* Begin INPUT MATERIAL *
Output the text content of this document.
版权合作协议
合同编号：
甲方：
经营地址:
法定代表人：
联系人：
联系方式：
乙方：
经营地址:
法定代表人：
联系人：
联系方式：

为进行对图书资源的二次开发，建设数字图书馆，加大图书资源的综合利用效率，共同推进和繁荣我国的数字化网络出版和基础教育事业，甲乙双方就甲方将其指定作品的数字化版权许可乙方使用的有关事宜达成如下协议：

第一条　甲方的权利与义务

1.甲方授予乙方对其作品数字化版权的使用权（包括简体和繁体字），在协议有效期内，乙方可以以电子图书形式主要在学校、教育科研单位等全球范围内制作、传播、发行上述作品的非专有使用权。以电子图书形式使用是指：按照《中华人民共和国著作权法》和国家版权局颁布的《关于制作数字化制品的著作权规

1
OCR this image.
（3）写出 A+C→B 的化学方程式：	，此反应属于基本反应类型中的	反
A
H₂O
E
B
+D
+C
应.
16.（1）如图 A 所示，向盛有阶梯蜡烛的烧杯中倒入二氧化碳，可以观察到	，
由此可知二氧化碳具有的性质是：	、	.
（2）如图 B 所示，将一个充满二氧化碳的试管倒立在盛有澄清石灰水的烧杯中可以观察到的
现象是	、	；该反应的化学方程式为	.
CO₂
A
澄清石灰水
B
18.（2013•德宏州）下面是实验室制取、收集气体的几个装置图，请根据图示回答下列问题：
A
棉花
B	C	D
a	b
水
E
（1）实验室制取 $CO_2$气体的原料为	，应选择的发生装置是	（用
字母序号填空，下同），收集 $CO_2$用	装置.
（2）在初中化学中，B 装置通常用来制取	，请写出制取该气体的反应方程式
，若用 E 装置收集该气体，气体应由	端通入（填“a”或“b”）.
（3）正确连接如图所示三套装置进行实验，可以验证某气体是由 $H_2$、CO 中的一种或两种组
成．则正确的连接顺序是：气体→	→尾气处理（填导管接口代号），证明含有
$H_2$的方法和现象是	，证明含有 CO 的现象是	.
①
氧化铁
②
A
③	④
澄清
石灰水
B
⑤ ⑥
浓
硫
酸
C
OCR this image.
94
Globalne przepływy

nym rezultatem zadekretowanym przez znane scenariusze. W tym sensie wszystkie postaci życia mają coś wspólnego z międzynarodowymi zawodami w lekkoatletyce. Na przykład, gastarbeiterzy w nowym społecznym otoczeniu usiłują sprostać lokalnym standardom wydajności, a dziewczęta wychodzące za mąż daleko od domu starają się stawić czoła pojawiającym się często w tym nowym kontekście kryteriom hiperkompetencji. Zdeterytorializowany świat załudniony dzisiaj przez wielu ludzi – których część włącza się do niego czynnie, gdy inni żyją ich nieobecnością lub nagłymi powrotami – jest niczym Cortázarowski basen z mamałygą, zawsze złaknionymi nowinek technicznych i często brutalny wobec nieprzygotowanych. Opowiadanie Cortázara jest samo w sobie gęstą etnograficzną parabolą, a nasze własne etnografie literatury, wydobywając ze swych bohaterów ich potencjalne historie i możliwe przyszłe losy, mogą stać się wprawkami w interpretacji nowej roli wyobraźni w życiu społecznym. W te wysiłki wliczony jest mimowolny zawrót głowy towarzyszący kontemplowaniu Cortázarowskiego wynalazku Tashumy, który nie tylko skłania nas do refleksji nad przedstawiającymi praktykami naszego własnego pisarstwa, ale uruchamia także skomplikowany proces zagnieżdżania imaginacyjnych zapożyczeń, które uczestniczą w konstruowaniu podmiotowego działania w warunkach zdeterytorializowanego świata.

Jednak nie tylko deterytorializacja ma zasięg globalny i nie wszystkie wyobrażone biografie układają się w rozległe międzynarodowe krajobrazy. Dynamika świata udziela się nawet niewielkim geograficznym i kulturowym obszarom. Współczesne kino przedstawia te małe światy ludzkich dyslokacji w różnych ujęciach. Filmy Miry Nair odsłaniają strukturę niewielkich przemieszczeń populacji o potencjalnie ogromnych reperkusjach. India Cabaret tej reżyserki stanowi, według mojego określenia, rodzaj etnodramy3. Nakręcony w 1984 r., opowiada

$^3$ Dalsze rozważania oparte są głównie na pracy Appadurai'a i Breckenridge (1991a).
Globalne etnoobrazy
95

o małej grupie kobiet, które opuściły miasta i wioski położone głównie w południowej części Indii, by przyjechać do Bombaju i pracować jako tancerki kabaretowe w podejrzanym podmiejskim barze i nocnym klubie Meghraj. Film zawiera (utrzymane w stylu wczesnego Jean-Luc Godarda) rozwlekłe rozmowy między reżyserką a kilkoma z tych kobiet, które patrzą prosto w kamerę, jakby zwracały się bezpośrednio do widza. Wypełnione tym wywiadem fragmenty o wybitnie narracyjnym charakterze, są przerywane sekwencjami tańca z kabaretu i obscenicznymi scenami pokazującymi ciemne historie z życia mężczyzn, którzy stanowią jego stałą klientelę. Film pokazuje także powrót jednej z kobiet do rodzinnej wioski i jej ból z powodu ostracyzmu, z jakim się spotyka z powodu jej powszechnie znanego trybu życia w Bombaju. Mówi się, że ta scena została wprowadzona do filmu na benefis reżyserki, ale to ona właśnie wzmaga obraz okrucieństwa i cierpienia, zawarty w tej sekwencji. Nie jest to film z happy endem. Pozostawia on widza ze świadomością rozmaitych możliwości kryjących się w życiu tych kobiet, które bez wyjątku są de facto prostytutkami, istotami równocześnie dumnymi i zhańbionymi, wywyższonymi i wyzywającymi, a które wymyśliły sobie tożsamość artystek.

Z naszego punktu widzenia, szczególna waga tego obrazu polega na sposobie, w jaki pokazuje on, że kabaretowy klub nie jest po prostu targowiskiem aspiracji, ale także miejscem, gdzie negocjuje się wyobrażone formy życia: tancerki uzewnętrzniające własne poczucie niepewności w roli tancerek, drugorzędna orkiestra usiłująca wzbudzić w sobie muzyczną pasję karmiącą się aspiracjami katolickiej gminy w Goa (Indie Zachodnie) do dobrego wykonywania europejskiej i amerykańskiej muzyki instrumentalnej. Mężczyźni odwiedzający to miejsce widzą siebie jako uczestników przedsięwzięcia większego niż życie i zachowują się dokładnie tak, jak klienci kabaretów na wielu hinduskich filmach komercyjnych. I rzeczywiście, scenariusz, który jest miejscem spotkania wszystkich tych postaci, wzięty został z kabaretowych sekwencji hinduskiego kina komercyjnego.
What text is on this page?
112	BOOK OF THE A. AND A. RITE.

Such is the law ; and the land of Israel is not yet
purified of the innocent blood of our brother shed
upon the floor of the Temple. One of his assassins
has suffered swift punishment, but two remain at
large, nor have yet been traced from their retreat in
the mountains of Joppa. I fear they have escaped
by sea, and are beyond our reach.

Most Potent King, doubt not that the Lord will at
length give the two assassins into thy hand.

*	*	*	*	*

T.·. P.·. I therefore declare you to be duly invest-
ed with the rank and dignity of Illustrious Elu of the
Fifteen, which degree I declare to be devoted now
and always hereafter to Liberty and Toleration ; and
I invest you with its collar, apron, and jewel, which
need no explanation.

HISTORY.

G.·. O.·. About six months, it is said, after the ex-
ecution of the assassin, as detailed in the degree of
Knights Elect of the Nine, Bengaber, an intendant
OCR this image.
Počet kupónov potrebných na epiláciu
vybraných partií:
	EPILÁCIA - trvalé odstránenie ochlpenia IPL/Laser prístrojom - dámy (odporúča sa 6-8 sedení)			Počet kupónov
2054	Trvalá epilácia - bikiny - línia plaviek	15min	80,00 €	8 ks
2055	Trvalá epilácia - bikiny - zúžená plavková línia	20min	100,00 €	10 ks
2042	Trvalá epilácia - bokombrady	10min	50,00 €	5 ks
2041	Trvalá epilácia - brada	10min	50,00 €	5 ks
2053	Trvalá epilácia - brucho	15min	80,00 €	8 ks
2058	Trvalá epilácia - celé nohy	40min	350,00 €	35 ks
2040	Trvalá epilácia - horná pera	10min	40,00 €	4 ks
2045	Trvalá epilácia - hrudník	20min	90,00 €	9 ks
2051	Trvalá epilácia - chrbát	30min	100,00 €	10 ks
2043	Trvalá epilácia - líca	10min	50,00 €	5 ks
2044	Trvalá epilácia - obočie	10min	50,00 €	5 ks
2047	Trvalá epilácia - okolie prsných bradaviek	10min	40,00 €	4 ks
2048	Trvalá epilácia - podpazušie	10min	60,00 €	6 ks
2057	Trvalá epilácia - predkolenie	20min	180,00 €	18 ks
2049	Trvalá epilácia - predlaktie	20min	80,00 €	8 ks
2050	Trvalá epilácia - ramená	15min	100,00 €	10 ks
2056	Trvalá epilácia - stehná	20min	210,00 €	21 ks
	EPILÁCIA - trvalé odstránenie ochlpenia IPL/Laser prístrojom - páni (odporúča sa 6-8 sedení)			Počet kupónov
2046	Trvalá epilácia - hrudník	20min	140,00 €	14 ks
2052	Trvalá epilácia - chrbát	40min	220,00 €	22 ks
* End INPUT MATERIAL *
**EXERCISE PROMPT:** From the entries above, collect every line with the string "ochlpenia" in it.

**OUTPUT OF THE TASK:**
	EPILÁCIA - trvalé odstránenie ochlpenia IPL/Laser prístrojom - dámy (odporúča sa 6-8 sedení)			Počet kupónov
	EPILÁCIA - trvalé odstránenie ochlpenia IPL/Laser prístrojom - páni (odporúča sa 6-8 sedení)			Počet kupónov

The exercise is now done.